-- Entries provided --
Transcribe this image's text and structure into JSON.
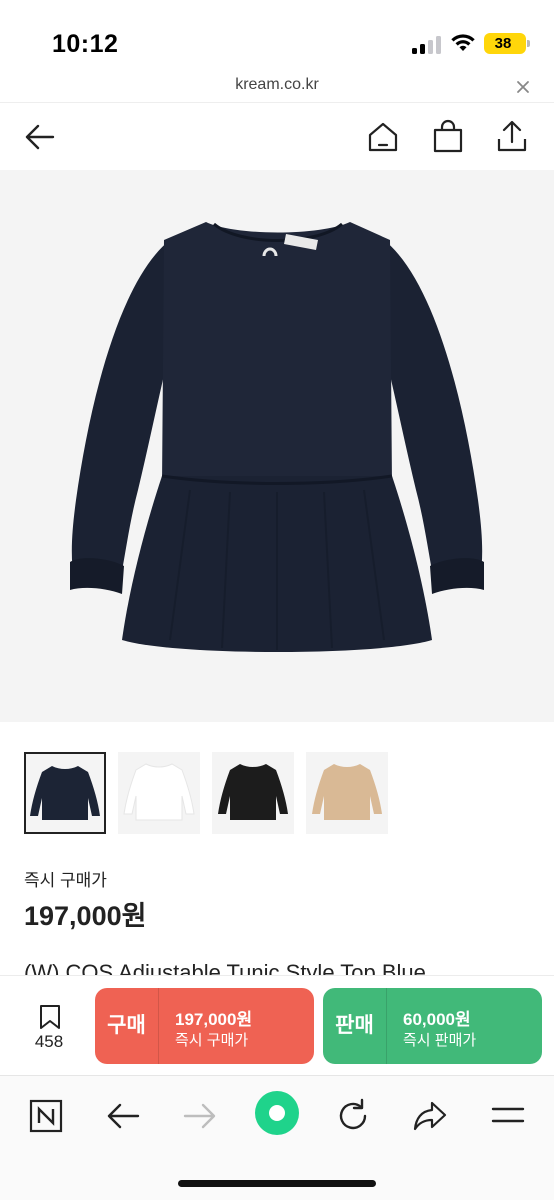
{
  "status_bar": {
    "time": "10:12",
    "battery": "38"
  },
  "browser": {
    "url": "kream.co.kr"
  },
  "icons": {
    "back": "back-arrow-icon",
    "home": "home-icon",
    "bag": "shopping-bag-icon",
    "share": "share-icon",
    "bookmark": "bookmark-icon",
    "close": "close-icon"
  },
  "product": {
    "price_label": "즉시 구매가",
    "price": "197,000원",
    "name": "(W) COS Adjustable Tunic Style Top Blue",
    "thumbnail_colors": [
      "#1c2435",
      "#ffffff",
      "#1c1c1c",
      "#d9b995"
    ]
  },
  "actions": {
    "wish_count": "458",
    "buy": {
      "label": "구매",
      "price": "197,000원",
      "caption": "즉시 구매가"
    },
    "sell": {
      "label": "판매",
      "price": "60,000원",
      "caption": "즉시 판매가"
    }
  },
  "colors": {
    "buy": "#ef6253",
    "sell": "#41b979",
    "home_indicator_accent": "#1fd38b"
  },
  "toolbar": {
    "items": [
      "naver-n-icon",
      "back-icon",
      "forward-icon",
      "green-dot-home-icon",
      "refresh-icon",
      "share-icon",
      "menu-icon"
    ]
  }
}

-- Task description --
From start to finish, output the listing exactly, but omit its pictures.

-- Exercise result --
Transcribe this image's text and structure into JSON.
{
  "status_bar": {
    "time": "10:12",
    "battery": "38"
  },
  "browser": {
    "url": "kream.co.kr"
  },
  "icons": {
    "back": "back-arrow-icon",
    "home": "home-icon",
    "bag": "shopping-bag-icon",
    "share": "share-icon",
    "bookmark": "bookmark-icon",
    "close": "close-icon"
  },
  "product": {
    "price_label": "즉시 구매가",
    "price": "197,000원",
    "name": "(W) COS Adjustable Tunic Style Top Blue",
    "thumbnail_colors": [
      "#1c2435",
      "#ffffff",
      "#1c1c1c",
      "#d9b995"
    ]
  },
  "actions": {
    "wish_count": "458",
    "buy": {
      "label": "구매",
      "price": "197,000원",
      "caption": "즉시 구매가"
    },
    "sell": {
      "label": "판매",
      "price": "60,000원",
      "caption": "즉시 판매가"
    }
  },
  "colors": {
    "buy": "#ef6253",
    "sell": "#41b979",
    "home_indicator_accent": "#1fd38b"
  },
  "toolbar": {
    "items": [
      "naver-n-icon",
      "back-icon",
      "forward-icon",
      "green-dot-home-icon",
      "refresh-icon",
      "share-icon",
      "menu-icon"
    ]
  }
}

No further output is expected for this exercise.